**PROBLEM DETAILS:** Would you transcribe all of the data exactly, down to the last character?

== DATASET EXCERPTS

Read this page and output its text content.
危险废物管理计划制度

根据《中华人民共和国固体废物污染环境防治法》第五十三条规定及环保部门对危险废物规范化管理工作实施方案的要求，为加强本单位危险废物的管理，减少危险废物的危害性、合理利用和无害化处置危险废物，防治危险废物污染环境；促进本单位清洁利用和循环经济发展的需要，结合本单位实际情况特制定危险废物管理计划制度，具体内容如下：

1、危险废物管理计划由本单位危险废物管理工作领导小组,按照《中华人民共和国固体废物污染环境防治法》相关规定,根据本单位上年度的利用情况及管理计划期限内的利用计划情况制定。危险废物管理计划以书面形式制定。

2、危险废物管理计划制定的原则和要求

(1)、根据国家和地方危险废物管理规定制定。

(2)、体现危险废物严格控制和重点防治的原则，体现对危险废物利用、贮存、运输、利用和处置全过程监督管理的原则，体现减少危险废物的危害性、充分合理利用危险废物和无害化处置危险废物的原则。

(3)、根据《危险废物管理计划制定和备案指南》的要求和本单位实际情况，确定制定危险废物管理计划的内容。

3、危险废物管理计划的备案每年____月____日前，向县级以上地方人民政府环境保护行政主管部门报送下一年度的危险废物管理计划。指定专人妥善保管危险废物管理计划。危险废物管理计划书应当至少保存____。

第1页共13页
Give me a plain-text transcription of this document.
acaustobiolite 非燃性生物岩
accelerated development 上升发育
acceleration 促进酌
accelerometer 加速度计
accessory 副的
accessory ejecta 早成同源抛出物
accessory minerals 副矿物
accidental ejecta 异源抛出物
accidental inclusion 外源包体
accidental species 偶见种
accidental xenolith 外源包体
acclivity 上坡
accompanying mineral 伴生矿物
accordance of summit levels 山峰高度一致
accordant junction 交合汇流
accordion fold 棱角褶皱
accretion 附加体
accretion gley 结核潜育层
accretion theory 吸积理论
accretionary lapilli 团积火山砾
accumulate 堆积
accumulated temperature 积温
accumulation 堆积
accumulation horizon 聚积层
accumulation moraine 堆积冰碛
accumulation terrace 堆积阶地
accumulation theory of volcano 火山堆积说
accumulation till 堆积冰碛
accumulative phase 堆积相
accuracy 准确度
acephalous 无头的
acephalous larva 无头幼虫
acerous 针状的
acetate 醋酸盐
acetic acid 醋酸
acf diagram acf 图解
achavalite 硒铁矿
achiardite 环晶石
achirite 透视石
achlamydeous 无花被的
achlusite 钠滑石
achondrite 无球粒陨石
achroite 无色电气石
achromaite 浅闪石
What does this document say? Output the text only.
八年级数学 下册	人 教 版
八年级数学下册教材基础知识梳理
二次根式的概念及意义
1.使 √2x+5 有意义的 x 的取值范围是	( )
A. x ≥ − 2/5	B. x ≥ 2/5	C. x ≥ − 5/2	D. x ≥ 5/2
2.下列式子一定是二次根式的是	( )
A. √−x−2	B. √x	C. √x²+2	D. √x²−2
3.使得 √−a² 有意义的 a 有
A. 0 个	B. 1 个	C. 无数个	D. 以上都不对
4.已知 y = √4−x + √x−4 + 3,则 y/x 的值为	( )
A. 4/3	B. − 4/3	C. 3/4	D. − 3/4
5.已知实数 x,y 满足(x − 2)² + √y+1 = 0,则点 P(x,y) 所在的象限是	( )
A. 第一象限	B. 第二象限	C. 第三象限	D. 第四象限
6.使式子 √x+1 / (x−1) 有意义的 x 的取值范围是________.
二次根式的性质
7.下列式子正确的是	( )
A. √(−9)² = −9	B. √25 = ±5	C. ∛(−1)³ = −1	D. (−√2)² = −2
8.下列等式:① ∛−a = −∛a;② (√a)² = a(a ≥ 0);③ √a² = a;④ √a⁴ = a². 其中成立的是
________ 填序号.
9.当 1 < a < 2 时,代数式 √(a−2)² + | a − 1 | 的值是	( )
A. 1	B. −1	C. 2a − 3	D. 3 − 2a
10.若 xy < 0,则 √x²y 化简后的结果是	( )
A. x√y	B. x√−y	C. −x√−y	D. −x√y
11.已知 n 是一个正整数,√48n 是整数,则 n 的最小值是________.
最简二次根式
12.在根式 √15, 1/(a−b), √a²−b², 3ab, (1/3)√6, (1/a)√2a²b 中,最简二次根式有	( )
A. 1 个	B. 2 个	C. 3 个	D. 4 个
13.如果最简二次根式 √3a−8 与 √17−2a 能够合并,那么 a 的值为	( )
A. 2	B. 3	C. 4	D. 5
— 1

====

**EXERCISE SOLUTION:**
Read this page and output its text content.
危险废物管理计划制度

根据《中华人民共和国固体废物污染环境防治法》第五十三条规定及环保部门对危险废物规范化管理工作实施方案的要求，为加强本单位危险废物的管理，减少危险废物的危害性、合理利用和无害化处置危险废物，防治危险废物污染环境；促进本单位清洁利用和循环经济发展的需要，结合本单位实际情况特制定危险废物管理计划制度，具体内容如下：

1、危险废物管理计划由本单位危险废物管理工作领导小组,按照《中华人民共和国固体废物污染环境防治法》相关规定,根据本单位上年度的利用情况及管理计划期限内的利用计划情况制定。危险废物管理计划以书面形式制定。

2、危险废物管理计划制定的原则和要求

(1)、根据国家和地方危险废物管理规定制定。

(2)、体现危险废物严格控制和重点防治的原则，体现对危险废物利用、贮存、运输、利用和处置全过程监督管理的原则，体现减少危险废物的危害性、充分合理利用危险废物和无害化处置危险废物的原则。

(3)、根据《危险废物管理计划制定和备案指南》的要求和本单位实际情况，确定制定危险废物管理计划的内容。

3、危险废物管理计划的备案每年____月____日前，向县级以上地方人民政府环境保护行政主管部门报送下一年度的危险废物管理计划。指定专人妥善保管危险废物管理计划。危险废物管理计划书应当至少保存____。

第1页共13页
Give me a plain-text transcription of this document.
acaustobiolite 非燃性生物岩
accelerated development 上升发育
acceleration 促进酌
accelerometer 加速度计
accessory 副的
accessory ejecta 早成同源抛出物
accessory minerals 副矿物
accidental ejecta 异源抛出物
accidental inclusion 外源包体
accidental species 偶见种
accidental xenolith 外源包体
acclivity 上坡
accompanying mineral 伴生矿物
accordance of summit levels 山峰高度一致
accordant junction 交合汇流
accordion fold 棱角褶皱
accretion 附加体
accretion gley 结核潜育层
accretion theory 吸积理论
accretionary lapilli 团积火山砾
accumulate 堆积
accumulated temperature 积温
accumulation 堆积
accumulation horizon 聚积层
accumulation moraine 堆积冰碛
accumulation terrace 堆积阶地
accumulation theory of volcano 火山堆积说
accumulation till 堆积冰碛
accumulative phase 堆积相
accuracy 准确度
acephalous 无头的
acephalous larva 无头幼虫
acerous 针状的
acetate 醋酸盐
acetic acid 醋酸
acf diagram acf 图解
achavalite 硒铁矿
achiardite 环晶石
achirite 透视石
achlamydeous 无花被的
achlusite 钠滑石
achondrite 无球粒陨石
achroite 无色电气石
achromaite 浅闪石
What does this document say? Output the text only.
八年级数学 下册	人 教 版
八年级数学下册教材基础知识梳理
二次根式的概念及意义
1.使 √2x+5 有意义的 x 的取值范围是	( )
A. x ≥ − 2/5	B. x ≥ 2/5	C. x ≥ − 5/2	D. x ≥ 5/2
2.下列式子一定是二次根式的是	( )
A. √−x−2	B. √x	C. √x²+2	D. √x²−2
3.使得 √−a² 有意义的 a 有
A. 0 个	B. 1 个	C. 无数个	D. 以上都不对
4.已知 y = √4−x + √x−4 + 3,则 y/x 的值为	( )
A. 4/3	B. − 4/3	C. 3/4	D. − 3/4
5.已知实数 x,y 满足(x − 2)² + √y+1 = 0,则点 P(x,y) 所在的象限是	( )
A. 第一象限	B. 第二象限	C. 第三象限	D. 第四象限
6.使式子 √x+1 / (x−1) 有意义的 x 的取值范围是________.
二次根式的性质
7.下列式子正确的是	( )
A. √(−9)² = −9	B. √25 = ±5	C. ∛(−1)³ = −1	D. (−√2)² = −2
8.下列等式:① ∛−a = −∛a;② (√a)² = a(a ≥ 0);③ √a² = a;④ √a⁴ = a². 其中成立的是
________ 填序号.
9.当 1 < a < 2 时,代数式 √(a−2)² + | a − 1 | 的值是	( )
A. 1	B. −1	C. 2a − 3	D. 3 − 2a
10.若 xy < 0,则 √x²y 化简后的结果是	( )
A. x√y	B. x√−y	C. −x√−y	D. −x√y
11.已知 n 是一个正整数,√48n 是整数,则 n 的最小值是________.
最简二次根式
12.在根式 √15, 1/(a−b), √a²−b², 3ab, (1/3)√6, (1/a)√2a²b 中,最简二次根式有	( )
A. 1 个	B. 2 个	C. 3 个	D. 4 个
13.如果最简二次根式 √3a−8 与 √17−2a 能够合并,那么 a 的值为	( )
A. 2	B. 3	C. 4	D. 5
— 1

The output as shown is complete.